- [EXCERPTED DATA]:
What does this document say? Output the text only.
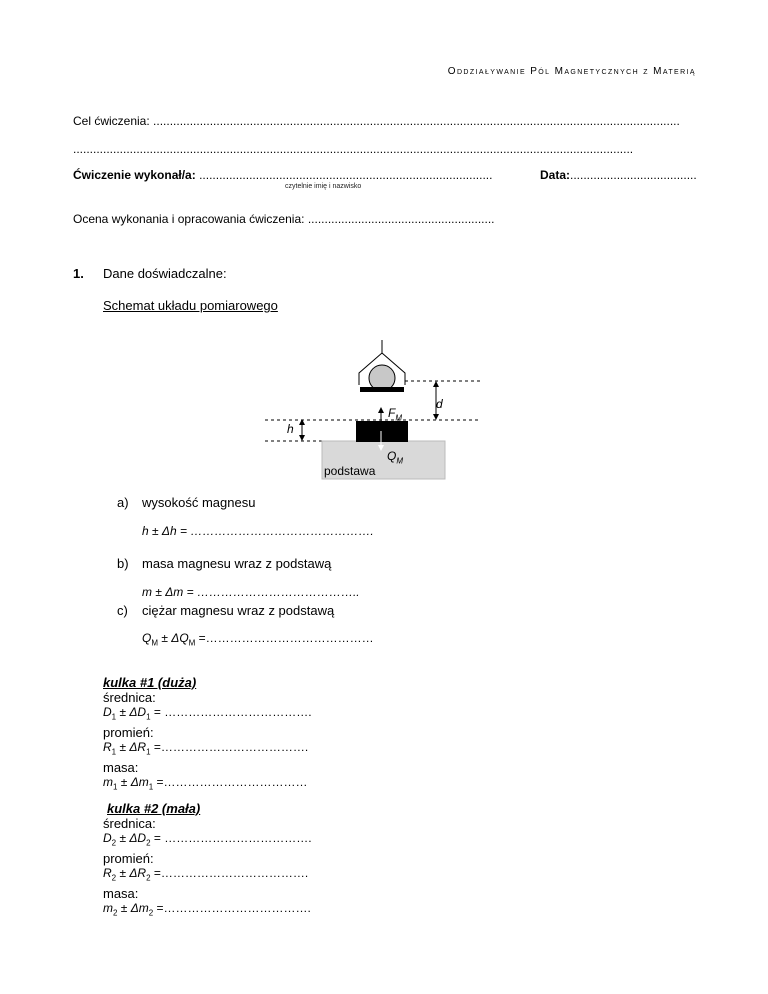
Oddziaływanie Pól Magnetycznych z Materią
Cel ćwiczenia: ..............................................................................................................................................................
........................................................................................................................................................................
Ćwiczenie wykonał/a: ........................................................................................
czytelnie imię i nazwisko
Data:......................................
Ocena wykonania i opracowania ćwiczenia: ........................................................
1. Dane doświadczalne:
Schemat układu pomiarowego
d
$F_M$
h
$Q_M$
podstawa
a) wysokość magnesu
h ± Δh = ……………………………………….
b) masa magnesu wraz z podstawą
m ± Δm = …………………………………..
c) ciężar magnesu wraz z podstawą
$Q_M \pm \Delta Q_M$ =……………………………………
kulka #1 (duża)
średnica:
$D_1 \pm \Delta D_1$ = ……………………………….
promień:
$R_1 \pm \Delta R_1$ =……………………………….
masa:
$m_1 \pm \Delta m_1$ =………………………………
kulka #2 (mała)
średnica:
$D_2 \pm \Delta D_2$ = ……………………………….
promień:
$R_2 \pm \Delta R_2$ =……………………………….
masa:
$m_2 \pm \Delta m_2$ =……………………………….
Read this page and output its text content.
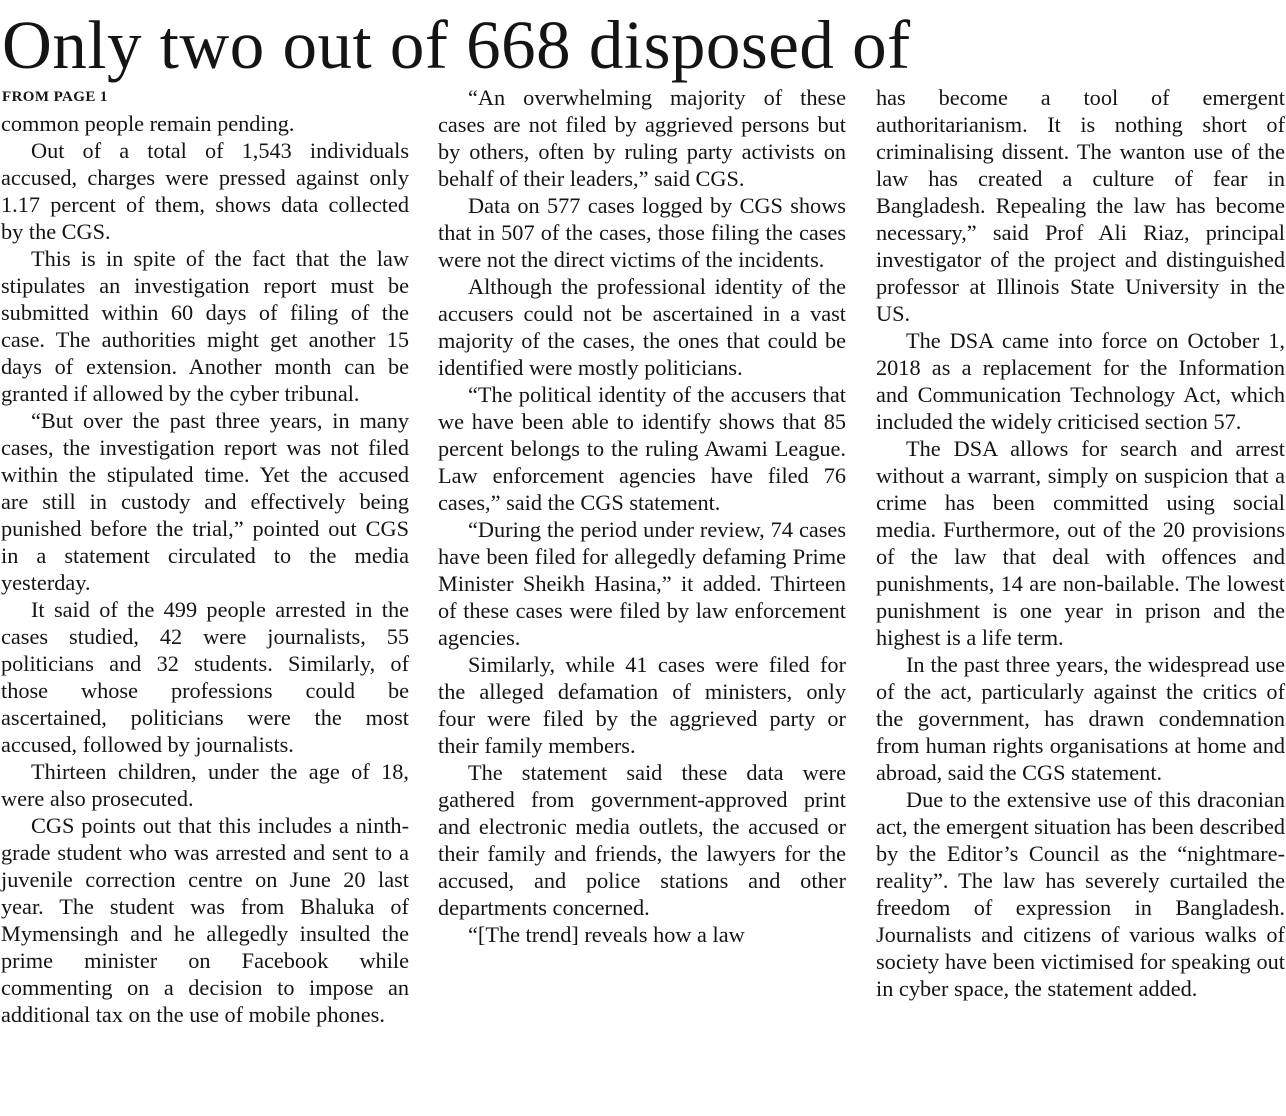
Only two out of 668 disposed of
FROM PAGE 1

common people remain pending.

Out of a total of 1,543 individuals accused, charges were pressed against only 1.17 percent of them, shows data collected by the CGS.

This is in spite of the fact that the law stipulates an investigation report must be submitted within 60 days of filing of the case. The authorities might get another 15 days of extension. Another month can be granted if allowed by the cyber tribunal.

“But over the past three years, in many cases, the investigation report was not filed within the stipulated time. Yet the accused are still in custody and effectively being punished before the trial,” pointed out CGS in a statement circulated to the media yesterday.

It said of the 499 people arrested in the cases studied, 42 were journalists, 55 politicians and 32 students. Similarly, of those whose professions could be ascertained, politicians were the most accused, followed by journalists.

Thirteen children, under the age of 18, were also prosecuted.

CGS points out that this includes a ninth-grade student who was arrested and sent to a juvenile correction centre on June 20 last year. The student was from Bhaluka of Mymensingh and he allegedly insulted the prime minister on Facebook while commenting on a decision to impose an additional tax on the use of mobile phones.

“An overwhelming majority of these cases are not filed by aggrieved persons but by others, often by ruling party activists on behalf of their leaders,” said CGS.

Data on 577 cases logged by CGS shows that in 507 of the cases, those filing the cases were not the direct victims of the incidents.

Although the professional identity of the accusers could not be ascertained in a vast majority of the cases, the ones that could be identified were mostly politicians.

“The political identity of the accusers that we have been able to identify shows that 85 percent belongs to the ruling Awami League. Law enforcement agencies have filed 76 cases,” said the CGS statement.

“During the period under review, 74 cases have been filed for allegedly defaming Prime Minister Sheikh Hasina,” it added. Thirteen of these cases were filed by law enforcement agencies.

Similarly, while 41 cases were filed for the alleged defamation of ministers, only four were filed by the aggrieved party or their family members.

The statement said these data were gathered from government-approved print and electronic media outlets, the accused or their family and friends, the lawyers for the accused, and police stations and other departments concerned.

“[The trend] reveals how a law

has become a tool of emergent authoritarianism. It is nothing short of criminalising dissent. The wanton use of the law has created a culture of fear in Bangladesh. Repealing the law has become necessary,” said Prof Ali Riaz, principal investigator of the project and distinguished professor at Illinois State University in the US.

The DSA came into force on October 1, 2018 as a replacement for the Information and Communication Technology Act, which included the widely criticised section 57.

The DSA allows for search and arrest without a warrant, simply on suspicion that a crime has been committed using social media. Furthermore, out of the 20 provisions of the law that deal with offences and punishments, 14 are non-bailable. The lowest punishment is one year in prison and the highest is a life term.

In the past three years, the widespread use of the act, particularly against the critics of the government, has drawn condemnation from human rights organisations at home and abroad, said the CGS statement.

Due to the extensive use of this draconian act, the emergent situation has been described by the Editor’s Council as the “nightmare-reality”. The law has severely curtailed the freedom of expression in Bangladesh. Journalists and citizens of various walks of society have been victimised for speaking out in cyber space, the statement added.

- [PROBLEM STATEMENT]:
Reproduce all entries exactly. Pictures do not belong in the copy.

- [RESPONSE]:
What does this document say? Output the text only.
Oddziaływanie Pól Magnetycznych z Materią
Cel ćwiczenia: ..............................................................................................................................................................
........................................................................................................................................................................
Ćwiczenie wykonał/a: ........................................................................................
czytelnie imię i nazwisko
Data:......................................
Ocena wykonania i opracowania ćwiczenia: ........................................................
1. Dane doświadczalne:
Schemat układu pomiarowego
d
$F_M$
h
$Q_M$
podstawa
a) wysokość magnesu
h ± Δh = ……………………………………….
b) masa magnesu wraz z podstawą
m ± Δm = …………………………………..
c) ciężar magnesu wraz z podstawą
$Q_M \pm \Delta Q_M$ =……………………………………
kulka #1 (duża)
średnica:
$D_1 \pm \Delta D_1$ = ……………………………….
promień:
$R_1 \pm \Delta R_1$ =……………………………….
masa:
$m_1 \pm \Delta m_1$ =………………………………
kulka #2 (mała)
średnica:
$D_2 \pm \Delta D_2$ = ……………………………….
promień:
$R_2 \pm \Delta R_2$ =……………………………….
masa:
$m_2 \pm \Delta m_2$ =……………………………….
Read this page and output its text content.
Only two out of 668 disposed of
FROM PAGE 1

common people remain pending.

Out of a total of 1,543 individuals accused, charges were pressed against only 1.17 percent of them, shows data collected by the CGS.

This is in spite of the fact that the law stipulates an investigation report must be submitted within 60 days of filing of the case. The authorities might get another 15 days of extension. Another month can be granted if allowed by the cyber tribunal.

“But over the past three years, in many cases, the investigation report was not filed within the stipulated time. Yet the accused are still in custody and effectively being punished before the trial,” pointed out CGS in a statement circulated to the media yesterday.

It said of the 499 people arrested in the cases studied, 42 were journalists, 55 politicians and 32 students. Similarly, of those whose professions could be ascertained, politicians were the most accused, followed by journalists.

Thirteen children, under the age of 18, were also prosecuted.

CGS points out that this includes a ninth-grade student who was arrested and sent to a juvenile correction centre on June 20 last year. The student was from Bhaluka of Mymensingh and he allegedly insulted the prime minister on Facebook while commenting on a decision to impose an additional tax on the use of mobile phones.

“An overwhelming majority of these cases are not filed by aggrieved persons but by others, often by ruling party activists on behalf of their leaders,” said CGS.

Data on 577 cases logged by CGS shows that in 507 of the cases, those filing the cases were not the direct victims of the incidents.

Although the professional identity of the accusers could not be ascertained in a vast majority of the cases, the ones that could be identified were mostly politicians.

“The political identity of the accusers that we have been able to identify shows that 85 percent belongs to the ruling Awami League. Law enforcement agencies have filed 76 cases,” said the CGS statement.

“During the period under review, 74 cases have been filed for allegedly defaming Prime Minister Sheikh Hasina,” it added. Thirteen of these cases were filed by law enforcement agencies.

Similarly, while 41 cases were filed for the alleged defamation of ministers, only four were filed by the aggrieved party or their family members.

The statement said these data were gathered from government-approved print and electronic media outlets, the accused or their family and friends, the lawyers for the accused, and police stations and other departments concerned.

“[The trend] reveals how a law

has become a tool of emergent authoritarianism. It is nothing short of criminalising dissent. The wanton use of the law has created a culture of fear in Bangladesh. Repealing the law has become necessary,” said Prof Ali Riaz, principal investigator of the project and distinguished professor at Illinois State University in the US.

The DSA came into force on October 1, 2018 as a replacement for the Information and Communication Technology Act, which included the widely criticised section 57.

The DSA allows for search and arrest without a warrant, simply on suspicion that a crime has been committed using social media. Furthermore, out of the 20 provisions of the law that deal with offences and punishments, 14 are non-bailable. The lowest punishment is one year in prison and the highest is a life term.

In the past three years, the widespread use of the act, particularly against the critics of the government, has drawn condemnation from human rights organisations at home and abroad, said the CGS statement.

Due to the extensive use of this draconian act, the emergent situation has been described by the Editor’s Council as the “nightmare-reality”. The law has severely curtailed the freedom of expression in Bangladesh. Journalists and citizens of various walks of society have been victimised for speaking out in cyber space, the statement added.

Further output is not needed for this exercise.